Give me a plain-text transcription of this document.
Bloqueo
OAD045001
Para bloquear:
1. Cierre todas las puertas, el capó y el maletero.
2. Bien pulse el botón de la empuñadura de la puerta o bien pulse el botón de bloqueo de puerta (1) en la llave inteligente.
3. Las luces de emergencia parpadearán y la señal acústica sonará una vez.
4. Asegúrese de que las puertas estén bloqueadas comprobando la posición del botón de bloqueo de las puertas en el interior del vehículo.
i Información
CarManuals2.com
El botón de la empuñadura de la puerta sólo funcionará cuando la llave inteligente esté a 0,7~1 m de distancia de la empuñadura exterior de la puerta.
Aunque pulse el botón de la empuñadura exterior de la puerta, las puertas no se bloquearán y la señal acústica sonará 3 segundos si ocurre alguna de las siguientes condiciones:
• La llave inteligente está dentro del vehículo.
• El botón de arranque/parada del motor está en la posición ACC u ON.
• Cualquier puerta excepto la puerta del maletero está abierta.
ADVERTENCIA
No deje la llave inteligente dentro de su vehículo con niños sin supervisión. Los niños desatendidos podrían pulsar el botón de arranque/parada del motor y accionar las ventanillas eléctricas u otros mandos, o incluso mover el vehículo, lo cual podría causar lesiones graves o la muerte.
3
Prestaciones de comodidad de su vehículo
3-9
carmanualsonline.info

§ §

TASK TO CARRY OUT:
Find the word "parada" in the entries above and gather every line that holds it.

RIGHT ANSWER:
• El botón de arranque/parada del motor está en la posición ACC u ON.
No deje la llave inteligente dentro de su vehículo con niños sin supervisión. Los niños desatendidos podrían pulsar el botón de arranque/parada del motor y accionar las ventanillas eléctricas u otros mandos, o incluso mover el vehículo, lo cual podría causar lesiones graves o la muerte.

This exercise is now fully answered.